__MATERIAL__.
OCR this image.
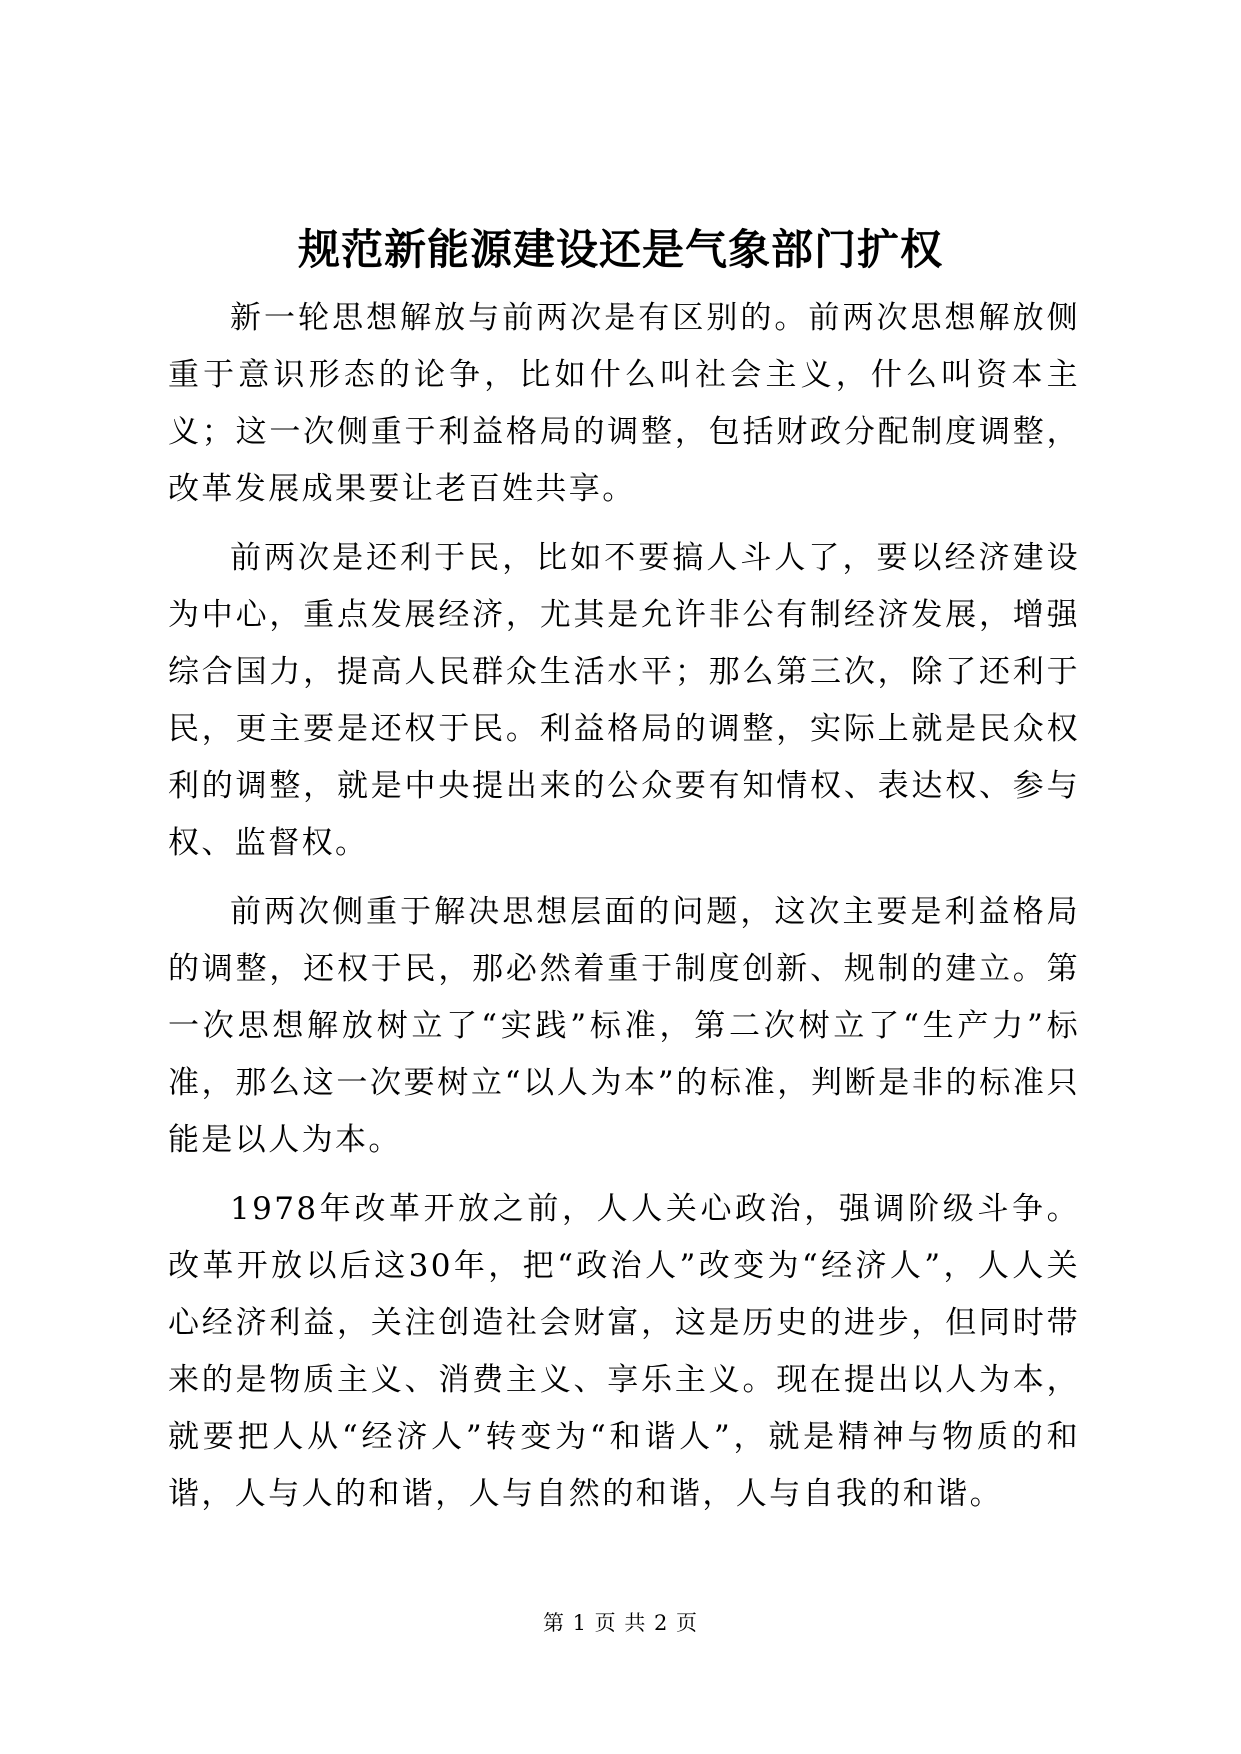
规范新能源建设还是气象部门扩权

新一轮思想解放与前两次是有区别的。前两次思想解放侧重于意识形态的论争，比如什么叫社会主义，什么叫资本主义；这一次侧重于利益格局的调整，包括财政分配制度调整，改革发展成果要让老百姓共享。

前两次是还利于民，比如不要搞人斗人了，要以经济建设为中心，重点发展经济，尤其是允许非公有制经济发展，增强综合国力，提高人民群众生活水平；那么第三次，除了还利于民，更主要是还权于民。利益格局的调整，实际上就是民众权利的调整，就是中央提出来的公众要有知情权、表达权、参与权、监督权。

前两次侧重于解决思想层面的问题，这次主要是利益格局的调整，还权于民，那必然着重于制度创新、规制的建立。第一次思想解放树立了“实践”标准，第二次树立了“生产力”标准，那么这一次要树立“以人为本”的标准，判断是非的标准只能是以人为本。

1978年改革开放之前，人人关心政治，强调阶级斗争。改革开放以后这30年，把“政治人”改变为“经济人”，人人关心经济利益，关注创造社会财富，这是历史的进步，但同时带来的是物质主义、消费主义、享乐主义。现在提出以人为本，就要把人从“经济人”转变为“和谐人”，就是精神与物质的和谐，人与人的和谐，人与自然的和谐，人与自我的和谐。

第 1 页 共 2 页
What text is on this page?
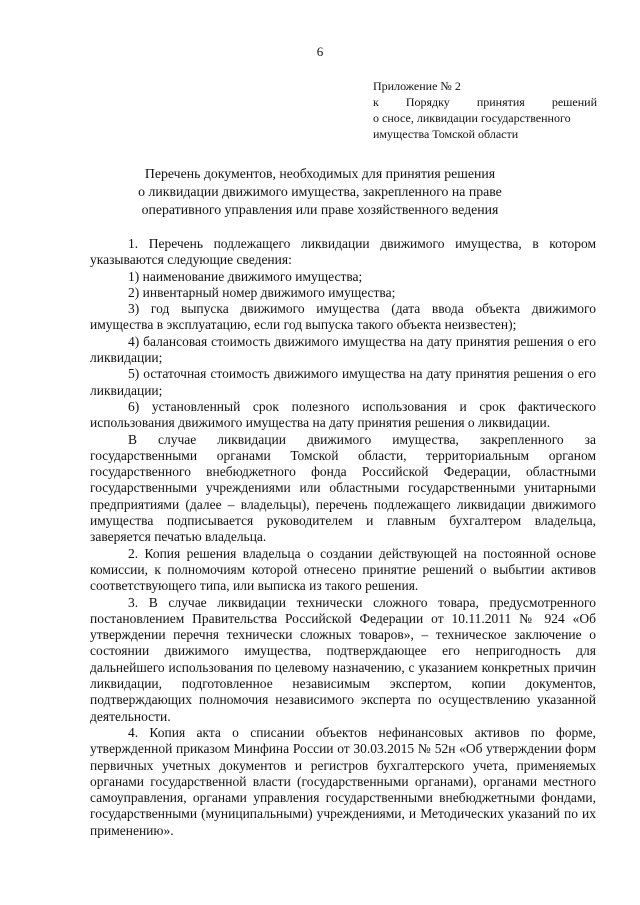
6
Приложение № 2
к Порядку принятия решений
о сносе, ликвидации государственного
имущества Томской области
Перечень документов, необходимых для принятия решения
о ликвидации движимого имущества, закрепленного на праве
оперативного управления или праве хозяйственного ведения

1. Перечень подлежащего ликвидации движимого имущества, в котором указываются следующие сведения:

1) наименование движимого имущества;

2) инвентарный номер движимого имущества;

3) год выпуска движимого имущества (дата ввода объекта движимого имущества в эксплуатацию, если год выпуска такого объекта неизвестен);

4) балансовая стоимость движимого имущества на дату принятия решения о его ликвидации;

5) остаточная стоимость движимого имущества на дату принятия решения о его ликвидации;

6) установленный срок полезного использования и срок фактического использования движимого имущества на дату принятия решения о ликвидации.

В случае ликвидации движимого имущества, закрепленного за государственными органами Томской области, территориальным органом государственного внебюджетного фонда Российской Федерации, областными государственными учреждениями или областными государственными унитарными предприятиями (далее – владельцы), перечень подлежащего ликвидации движимого имущества подписывается руководителем и главным бухгалтером владельца, заверяется печатью владельца.

2. Копия решения владельца о создании действующей на постоянной основе комиссии, к полномочиям которой отнесено принятие решений о выбытии активов соответствующего типа, или выписка из такого решения.

3. В случае ликвидации технически сложного товара, предусмотренного постановлением Правительства Российской Федерации от 10.11.2011 № 924 «Об утверждении перечня технически сложных товаров», – техническое заключение о состоянии движимого имущества, подтверждающее его непригодность для дальнейшего использования по целевому назначению, с указанием конкретных причин ликвидации, подготовленное независимым экспертом, копии документов, подтверждающих полномочия независимого эксперта по осуществлению указанной деятельности.

4. Копия акта о списании объектов нефинансовых активов по форме, утвержденной приказом Минфина России от 30.03.2015 № 52н «Об утверждении форм первичных учетных документов и регистров бухгалтерского учета, применяемых органами государственной власти (государственными органами), органами местного самоуправления, органами управления государственными внебюджетными фондами, государственными (муниципальными) учреждениями, и Методических указаний по их применению».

__YOUR INSTRUCTIONS__.
Leave every image out, and retype the material exactly.

__WRITTEN ANSWER__.
OCR this image.
规范新能源建设还是气象部门扩权

新一轮思想解放与前两次是有区别的。前两次思想解放侧重于意识形态的论争，比如什么叫社会主义，什么叫资本主义；这一次侧重于利益格局的调整，包括财政分配制度调整，改革发展成果要让老百姓共享。

前两次是还利于民，比如不要搞人斗人了，要以经济建设为中心，重点发展经济，尤其是允许非公有制经济发展，增强综合国力，提高人民群众生活水平；那么第三次，除了还利于民，更主要是还权于民。利益格局的调整，实际上就是民众权利的调整，就是中央提出来的公众要有知情权、表达权、参与权、监督权。

前两次侧重于解决思想层面的问题，这次主要是利益格局的调整，还权于民，那必然着重于制度创新、规制的建立。第一次思想解放树立了“实践”标准，第二次树立了“生产力”标准，那么这一次要树立“以人为本”的标准，判断是非的标准只能是以人为本。

1978年改革开放之前，人人关心政治，强调阶级斗争。改革开放以后这30年，把“政治人”改变为“经济人”，人人关心经济利益，关注创造社会财富，这是历史的进步，但同时带来的是物质主义、消费主义、享乐主义。现在提出以人为本，就要把人从“经济人”转变为“和谐人”，就是精神与物质的和谐，人与人的和谐，人与自然的和谐，人与自我的和谐。

第 1 页 共 2 页
What text is on this page?
6
Приложение № 2
к Порядку принятия решений
о сносе, ликвидации государственного
имущества Томской области
Перечень документов, необходимых для принятия решения
о ликвидации движимого имущества, закрепленного на праве
оперативного управления или праве хозяйственного ведения

1. Перечень подлежащего ликвидации движимого имущества, в котором указываются следующие сведения:

1) наименование движимого имущества;

2) инвентарный номер движимого имущества;

3) год выпуска движимого имущества (дата ввода объекта движимого имущества в эксплуатацию, если год выпуска такого объекта неизвестен);

4) балансовая стоимость движимого имущества на дату принятия решения о его ликвидации;

5) остаточная стоимость движимого имущества на дату принятия решения о его ликвидации;

6) установленный срок полезного использования и срок фактического использования движимого имущества на дату принятия решения о ликвидации.

В случае ликвидации движимого имущества, закрепленного за государственными органами Томской области, территориальным органом государственного внебюджетного фонда Российской Федерации, областными государственными учреждениями или областными государственными унитарными предприятиями (далее – владельцы), перечень подлежащего ликвидации движимого имущества подписывается руководителем и главным бухгалтером владельца, заверяется печатью владельца.

2. Копия решения владельца о создании действующей на постоянной основе комиссии, к полномочиям которой отнесено принятие решений о выбытии активов соответствующего типа, или выписка из такого решения.

3. В случае ликвидации технически сложного товара, предусмотренного постановлением Правительства Российской Федерации от 10.11.2011 № 924 «Об утверждении перечня технически сложных товаров», – техническое заключение о состоянии движимого имущества, подтверждающее его непригодность для дальнейшего использования по целевому назначению, с указанием конкретных причин ликвидации, подготовленное независимым экспертом, копии документов, подтверждающих полномочия независимого эксперта по осуществлению указанной деятельности.

4. Копия акта о списании объектов нефинансовых активов по форме, утвержденной приказом Минфина России от 30.03.2015 № 52н «Об утверждении форм первичных учетных документов и регистров бухгалтерского учета, применяемых органами государственной власти (государственными органами), органами местного самоуправления, органами управления государственными внебюджетными фондами, государственными (муниципальными) учреждениями, и Методических указаний по их применению».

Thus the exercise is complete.